[Input rows start]

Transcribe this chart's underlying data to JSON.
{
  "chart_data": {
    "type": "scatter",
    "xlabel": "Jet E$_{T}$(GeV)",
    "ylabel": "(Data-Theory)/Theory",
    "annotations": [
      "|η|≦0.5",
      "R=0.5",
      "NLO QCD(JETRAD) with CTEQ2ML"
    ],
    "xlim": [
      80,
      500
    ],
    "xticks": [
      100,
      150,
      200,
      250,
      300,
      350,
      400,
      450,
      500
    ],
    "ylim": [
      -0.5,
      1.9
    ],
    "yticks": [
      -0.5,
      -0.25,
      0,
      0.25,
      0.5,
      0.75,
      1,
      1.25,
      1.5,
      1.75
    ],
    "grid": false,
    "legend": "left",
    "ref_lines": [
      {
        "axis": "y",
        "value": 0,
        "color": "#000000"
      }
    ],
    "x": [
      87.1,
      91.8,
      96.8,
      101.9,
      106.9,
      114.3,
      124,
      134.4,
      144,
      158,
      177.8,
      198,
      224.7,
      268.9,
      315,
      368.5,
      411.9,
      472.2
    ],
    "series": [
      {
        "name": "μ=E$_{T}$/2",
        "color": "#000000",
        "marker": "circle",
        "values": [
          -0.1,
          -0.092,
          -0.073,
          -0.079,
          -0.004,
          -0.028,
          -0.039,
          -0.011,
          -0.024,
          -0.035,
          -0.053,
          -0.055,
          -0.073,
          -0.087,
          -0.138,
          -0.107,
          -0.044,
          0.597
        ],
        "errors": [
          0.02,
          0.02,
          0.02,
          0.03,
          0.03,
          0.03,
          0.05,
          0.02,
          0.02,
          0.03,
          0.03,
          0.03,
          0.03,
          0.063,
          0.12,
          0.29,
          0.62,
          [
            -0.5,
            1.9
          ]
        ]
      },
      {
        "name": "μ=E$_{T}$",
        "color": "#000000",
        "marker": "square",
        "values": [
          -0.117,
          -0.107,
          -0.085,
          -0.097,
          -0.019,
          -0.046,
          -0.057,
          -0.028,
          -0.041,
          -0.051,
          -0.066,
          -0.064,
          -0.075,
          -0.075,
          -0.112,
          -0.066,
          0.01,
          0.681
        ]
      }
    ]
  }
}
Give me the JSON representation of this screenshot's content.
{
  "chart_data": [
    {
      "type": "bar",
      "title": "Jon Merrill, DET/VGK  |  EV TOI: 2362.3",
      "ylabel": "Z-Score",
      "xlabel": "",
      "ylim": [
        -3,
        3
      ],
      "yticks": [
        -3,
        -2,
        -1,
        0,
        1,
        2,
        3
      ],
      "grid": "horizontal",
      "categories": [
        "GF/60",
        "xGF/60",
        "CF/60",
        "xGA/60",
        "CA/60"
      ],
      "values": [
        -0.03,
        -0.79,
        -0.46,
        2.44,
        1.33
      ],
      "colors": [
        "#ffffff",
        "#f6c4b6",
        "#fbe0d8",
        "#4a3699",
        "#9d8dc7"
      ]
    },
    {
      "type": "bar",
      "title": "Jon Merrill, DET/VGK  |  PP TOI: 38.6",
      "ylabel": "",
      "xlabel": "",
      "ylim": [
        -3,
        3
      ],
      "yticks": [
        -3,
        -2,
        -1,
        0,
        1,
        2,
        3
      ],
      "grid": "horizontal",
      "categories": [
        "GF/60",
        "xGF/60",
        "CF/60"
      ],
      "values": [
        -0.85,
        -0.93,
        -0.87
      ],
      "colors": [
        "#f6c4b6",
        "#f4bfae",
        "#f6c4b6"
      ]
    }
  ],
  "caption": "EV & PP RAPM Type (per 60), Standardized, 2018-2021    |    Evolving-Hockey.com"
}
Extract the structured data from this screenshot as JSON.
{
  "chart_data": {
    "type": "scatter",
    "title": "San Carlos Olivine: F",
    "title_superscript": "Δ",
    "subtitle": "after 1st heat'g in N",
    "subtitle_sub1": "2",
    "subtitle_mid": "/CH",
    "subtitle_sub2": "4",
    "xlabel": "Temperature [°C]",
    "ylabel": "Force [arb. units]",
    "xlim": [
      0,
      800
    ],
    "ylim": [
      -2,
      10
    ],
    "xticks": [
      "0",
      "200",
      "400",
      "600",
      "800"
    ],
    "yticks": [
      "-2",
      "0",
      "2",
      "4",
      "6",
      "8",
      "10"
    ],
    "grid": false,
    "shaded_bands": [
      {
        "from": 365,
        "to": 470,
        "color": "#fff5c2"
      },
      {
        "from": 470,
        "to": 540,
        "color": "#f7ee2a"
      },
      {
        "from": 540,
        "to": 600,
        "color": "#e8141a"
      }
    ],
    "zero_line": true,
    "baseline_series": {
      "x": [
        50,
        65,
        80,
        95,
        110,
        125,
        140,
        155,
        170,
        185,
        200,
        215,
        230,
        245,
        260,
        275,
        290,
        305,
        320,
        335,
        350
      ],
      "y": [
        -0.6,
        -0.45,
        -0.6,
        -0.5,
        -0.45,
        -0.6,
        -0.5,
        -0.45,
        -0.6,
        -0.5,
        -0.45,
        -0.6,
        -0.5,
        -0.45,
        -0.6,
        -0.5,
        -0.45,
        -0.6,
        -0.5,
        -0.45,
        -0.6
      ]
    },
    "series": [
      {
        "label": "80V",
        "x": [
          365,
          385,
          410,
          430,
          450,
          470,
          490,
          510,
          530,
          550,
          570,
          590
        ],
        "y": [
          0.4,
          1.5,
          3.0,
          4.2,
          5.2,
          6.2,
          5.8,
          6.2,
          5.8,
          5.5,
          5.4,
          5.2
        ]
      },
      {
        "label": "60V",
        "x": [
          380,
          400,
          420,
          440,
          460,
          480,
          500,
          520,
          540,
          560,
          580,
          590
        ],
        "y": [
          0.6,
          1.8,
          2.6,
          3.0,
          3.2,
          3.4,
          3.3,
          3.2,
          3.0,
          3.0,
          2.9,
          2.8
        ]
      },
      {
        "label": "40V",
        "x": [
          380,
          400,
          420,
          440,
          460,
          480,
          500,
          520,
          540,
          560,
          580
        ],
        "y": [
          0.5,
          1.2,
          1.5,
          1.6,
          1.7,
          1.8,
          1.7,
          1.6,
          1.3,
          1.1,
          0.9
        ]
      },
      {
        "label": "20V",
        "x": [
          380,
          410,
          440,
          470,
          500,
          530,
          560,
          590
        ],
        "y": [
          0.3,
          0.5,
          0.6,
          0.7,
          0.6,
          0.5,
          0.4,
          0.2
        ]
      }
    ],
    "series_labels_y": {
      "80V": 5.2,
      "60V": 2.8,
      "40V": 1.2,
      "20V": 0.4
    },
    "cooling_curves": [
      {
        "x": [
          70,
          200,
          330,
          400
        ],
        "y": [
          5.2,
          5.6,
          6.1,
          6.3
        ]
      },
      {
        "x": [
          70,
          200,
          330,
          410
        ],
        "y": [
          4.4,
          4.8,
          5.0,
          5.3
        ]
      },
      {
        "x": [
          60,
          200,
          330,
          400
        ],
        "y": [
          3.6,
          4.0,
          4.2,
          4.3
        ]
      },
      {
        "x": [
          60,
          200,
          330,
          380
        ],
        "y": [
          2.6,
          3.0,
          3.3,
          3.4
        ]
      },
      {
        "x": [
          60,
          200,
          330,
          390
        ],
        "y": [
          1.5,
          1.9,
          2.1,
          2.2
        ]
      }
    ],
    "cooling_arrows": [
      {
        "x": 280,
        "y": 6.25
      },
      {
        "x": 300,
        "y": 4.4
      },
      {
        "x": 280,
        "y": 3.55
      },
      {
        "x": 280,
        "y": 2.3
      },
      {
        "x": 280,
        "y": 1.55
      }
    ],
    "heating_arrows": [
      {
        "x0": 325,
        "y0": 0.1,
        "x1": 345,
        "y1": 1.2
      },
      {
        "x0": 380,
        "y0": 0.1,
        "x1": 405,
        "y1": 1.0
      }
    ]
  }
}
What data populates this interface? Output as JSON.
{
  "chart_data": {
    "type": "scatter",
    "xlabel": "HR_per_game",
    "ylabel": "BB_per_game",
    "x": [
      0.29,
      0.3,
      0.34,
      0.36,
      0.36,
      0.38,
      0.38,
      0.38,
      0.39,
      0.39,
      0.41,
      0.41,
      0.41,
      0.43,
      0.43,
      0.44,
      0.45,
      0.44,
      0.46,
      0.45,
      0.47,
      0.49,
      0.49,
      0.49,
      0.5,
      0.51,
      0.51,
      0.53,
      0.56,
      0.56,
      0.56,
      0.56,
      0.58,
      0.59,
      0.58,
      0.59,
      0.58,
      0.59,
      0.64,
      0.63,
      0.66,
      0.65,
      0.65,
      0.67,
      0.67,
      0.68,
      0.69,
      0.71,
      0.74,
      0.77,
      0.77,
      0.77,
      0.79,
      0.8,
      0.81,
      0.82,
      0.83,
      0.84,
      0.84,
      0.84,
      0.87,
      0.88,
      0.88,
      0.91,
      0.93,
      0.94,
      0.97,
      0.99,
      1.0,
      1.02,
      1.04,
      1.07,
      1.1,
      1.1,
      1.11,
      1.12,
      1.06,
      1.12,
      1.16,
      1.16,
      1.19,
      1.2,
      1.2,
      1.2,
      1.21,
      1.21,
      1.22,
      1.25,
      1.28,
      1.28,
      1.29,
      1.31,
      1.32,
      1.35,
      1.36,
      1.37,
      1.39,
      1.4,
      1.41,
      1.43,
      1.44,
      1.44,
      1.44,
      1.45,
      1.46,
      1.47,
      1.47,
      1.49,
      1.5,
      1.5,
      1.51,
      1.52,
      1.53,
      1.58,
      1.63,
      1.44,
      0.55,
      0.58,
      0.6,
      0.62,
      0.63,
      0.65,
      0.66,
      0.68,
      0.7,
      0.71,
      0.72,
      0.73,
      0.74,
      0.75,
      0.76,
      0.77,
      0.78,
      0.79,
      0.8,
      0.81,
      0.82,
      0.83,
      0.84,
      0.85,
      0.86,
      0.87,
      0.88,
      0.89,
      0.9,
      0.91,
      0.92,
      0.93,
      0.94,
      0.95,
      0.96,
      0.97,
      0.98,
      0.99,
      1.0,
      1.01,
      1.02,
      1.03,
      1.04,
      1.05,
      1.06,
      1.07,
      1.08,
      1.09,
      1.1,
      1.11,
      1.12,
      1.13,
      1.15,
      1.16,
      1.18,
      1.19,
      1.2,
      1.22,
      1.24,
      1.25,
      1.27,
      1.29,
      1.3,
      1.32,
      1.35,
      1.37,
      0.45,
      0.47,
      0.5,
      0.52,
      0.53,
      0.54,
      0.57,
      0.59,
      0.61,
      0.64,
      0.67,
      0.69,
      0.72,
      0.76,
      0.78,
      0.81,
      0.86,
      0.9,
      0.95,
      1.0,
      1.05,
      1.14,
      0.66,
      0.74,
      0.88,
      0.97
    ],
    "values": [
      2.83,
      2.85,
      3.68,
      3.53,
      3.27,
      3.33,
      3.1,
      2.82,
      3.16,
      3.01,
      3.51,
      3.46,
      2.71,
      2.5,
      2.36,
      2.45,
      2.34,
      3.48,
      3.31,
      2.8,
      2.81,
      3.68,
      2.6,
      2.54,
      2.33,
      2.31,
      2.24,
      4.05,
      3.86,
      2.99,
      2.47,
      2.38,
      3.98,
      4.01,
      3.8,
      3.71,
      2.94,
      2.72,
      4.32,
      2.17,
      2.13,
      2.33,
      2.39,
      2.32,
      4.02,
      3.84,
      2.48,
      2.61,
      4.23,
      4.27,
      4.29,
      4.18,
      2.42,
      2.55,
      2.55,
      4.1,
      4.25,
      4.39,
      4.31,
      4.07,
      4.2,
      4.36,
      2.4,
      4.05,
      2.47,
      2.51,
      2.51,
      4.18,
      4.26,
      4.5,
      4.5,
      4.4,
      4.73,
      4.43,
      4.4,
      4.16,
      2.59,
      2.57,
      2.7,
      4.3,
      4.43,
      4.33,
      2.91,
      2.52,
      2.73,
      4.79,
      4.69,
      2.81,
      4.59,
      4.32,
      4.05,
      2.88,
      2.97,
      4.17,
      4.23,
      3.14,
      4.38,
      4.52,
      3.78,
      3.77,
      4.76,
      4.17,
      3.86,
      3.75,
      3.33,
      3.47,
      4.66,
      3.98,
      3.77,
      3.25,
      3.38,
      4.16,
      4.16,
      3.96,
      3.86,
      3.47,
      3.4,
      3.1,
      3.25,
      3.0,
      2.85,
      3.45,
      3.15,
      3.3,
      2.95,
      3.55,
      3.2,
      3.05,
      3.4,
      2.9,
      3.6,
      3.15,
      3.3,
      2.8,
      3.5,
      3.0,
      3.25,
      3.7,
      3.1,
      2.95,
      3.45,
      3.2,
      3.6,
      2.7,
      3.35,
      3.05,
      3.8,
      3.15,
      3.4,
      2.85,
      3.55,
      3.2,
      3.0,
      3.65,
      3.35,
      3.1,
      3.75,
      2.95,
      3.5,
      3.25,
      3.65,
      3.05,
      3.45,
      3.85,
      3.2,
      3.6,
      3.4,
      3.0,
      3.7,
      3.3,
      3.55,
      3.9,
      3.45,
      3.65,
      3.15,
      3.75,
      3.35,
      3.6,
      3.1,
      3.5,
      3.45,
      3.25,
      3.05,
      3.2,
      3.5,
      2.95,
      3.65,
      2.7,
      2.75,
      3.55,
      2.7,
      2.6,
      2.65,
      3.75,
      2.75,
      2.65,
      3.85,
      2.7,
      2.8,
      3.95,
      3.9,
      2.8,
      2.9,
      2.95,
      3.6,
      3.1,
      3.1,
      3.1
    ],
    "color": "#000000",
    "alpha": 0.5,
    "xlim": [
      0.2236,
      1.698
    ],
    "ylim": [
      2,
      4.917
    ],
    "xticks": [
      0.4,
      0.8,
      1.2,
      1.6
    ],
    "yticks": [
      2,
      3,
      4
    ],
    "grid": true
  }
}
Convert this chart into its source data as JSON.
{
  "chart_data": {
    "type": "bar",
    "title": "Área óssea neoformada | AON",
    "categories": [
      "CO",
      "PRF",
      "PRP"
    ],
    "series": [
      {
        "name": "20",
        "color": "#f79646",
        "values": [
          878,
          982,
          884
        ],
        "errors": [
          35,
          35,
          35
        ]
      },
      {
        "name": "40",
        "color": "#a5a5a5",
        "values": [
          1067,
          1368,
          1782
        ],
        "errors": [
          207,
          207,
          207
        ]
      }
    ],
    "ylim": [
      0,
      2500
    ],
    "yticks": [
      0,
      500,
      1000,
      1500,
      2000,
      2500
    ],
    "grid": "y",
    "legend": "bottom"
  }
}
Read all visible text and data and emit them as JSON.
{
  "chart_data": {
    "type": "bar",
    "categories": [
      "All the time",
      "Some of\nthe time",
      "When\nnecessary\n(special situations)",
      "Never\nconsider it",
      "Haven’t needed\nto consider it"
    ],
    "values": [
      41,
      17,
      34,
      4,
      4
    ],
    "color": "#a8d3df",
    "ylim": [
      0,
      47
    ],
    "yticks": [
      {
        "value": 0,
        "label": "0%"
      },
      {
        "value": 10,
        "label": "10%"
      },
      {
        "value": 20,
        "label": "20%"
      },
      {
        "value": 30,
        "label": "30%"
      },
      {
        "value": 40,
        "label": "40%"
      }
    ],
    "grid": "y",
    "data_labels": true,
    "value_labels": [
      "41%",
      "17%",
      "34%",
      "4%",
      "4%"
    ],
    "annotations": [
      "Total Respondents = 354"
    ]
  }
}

[Input rows end]

Description of the task: Using the listing above, pick out each line that contains the word "xlabel", then copy it.

Reply to the task:
    "xlabel": "Jet E$_{T}$(GeV)",
      "xlabel": "",
      "xlabel": "",
    "xlabel": "Temperature [°C]",
    "xlabel": "HR_per_game",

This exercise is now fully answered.